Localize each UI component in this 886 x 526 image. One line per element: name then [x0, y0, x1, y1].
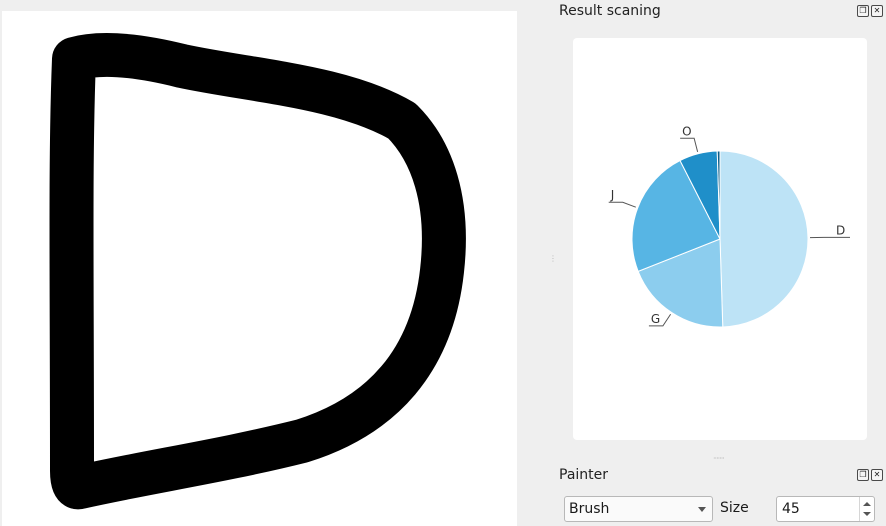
result-chart-panel: D G J O [573, 38, 867, 440]
pie-chart: D G J O [608, 124, 850, 328]
tool-select-value: Brush [569, 501, 610, 517]
result-dock-title: Result scaning [559, 3, 661, 19]
vertical-splitter-handle[interactable]: ⋮ [549, 255, 557, 280]
pie-label-D: D [836, 223, 845, 237]
drawing-canvas[interactable] [2, 11, 517, 526]
pie-label-O: O [682, 124, 691, 138]
pie-label-J: J [610, 188, 615, 202]
pie-label-G: G [651, 312, 660, 326]
spin-up-icon[interactable] [863, 502, 871, 506]
handwritten-letter-d [49, 33, 466, 510]
chevron-down-icon [698, 507, 706, 512]
size-value: 45 [782, 501, 800, 517]
close-icon[interactable]: ✕ [871, 5, 883, 17]
painter-dock-title: Painter [559, 467, 609, 483]
float-icon[interactable]: ❐ [857, 5, 869, 17]
size-label: Size [720, 500, 749, 516]
spin-buttons [859, 497, 874, 521]
pie-leader-line-J [608, 201, 636, 208]
pie-leader-line-O [680, 137, 699, 152]
result-dock-buttons: ❐ ✕ [857, 5, 883, 17]
pie-slice-D [719, 150, 809, 328]
size-spinbox[interactable]: 45 [776, 496, 875, 522]
spin-down-icon[interactable] [863, 512, 871, 516]
horizontal-splitter-handle[interactable]: ······· [713, 455, 733, 463]
tool-select[interactable]: Brush [564, 496, 713, 522]
float-icon[interactable]: ❐ [857, 469, 869, 481]
close-icon[interactable]: ✕ [871, 469, 883, 481]
painter-dock-buttons: ❐ ✕ [857, 469, 883, 481]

== == ==

Reproduce the records above verbatim, omitting the picture.

Solution below
Localize each UI component in this 886 x 526 image. One line per element: name then [x0, y0, x1, y1].
result-chart-panel: D G J O [573, 38, 867, 440]
pie-chart: D G J O [608, 124, 850, 328]
tool-select-value: Brush [569, 501, 610, 517]
result-dock-title: Result scaning [559, 3, 661, 19]
vertical-splitter-handle[interactable]: ⋮ [549, 255, 557, 280]
pie-label-D: D [836, 223, 845, 237]
drawing-canvas[interactable] [2, 11, 517, 526]
pie-label-O: O [682, 124, 691, 138]
pie-label-J: J [610, 188, 615, 202]
pie-label-G: G [651, 312, 660, 326]
spin-up-icon[interactable] [863, 502, 871, 506]
handwritten-letter-d [49, 33, 466, 510]
chevron-down-icon [698, 507, 706, 512]
size-value: 45 [782, 501, 800, 517]
close-icon[interactable]: ✕ [871, 5, 883, 17]
painter-dock-title: Painter [559, 467, 609, 483]
float-icon[interactable]: ❐ [857, 5, 869, 17]
size-label: Size [720, 500, 749, 516]
spin-buttons [859, 497, 874, 521]
pie-leader-line-J [608, 201, 636, 208]
pie-leader-line-O [680, 137, 699, 152]
result-dock-buttons: ❐ ✕ [857, 5, 883, 17]
pie-slice-D [719, 150, 809, 328]
size-spinbox[interactable]: 45 [776, 496, 875, 522]
spin-down-icon[interactable] [863, 512, 871, 516]
horizontal-splitter-handle[interactable]: ······· [713, 455, 733, 463]
tool-select[interactable]: Brush [564, 496, 713, 522]
float-icon[interactable]: ❐ [857, 469, 869, 481]
close-icon[interactable]: ✕ [871, 469, 883, 481]
painter-dock-buttons: ❐ ✕ [857, 469, 883, 481]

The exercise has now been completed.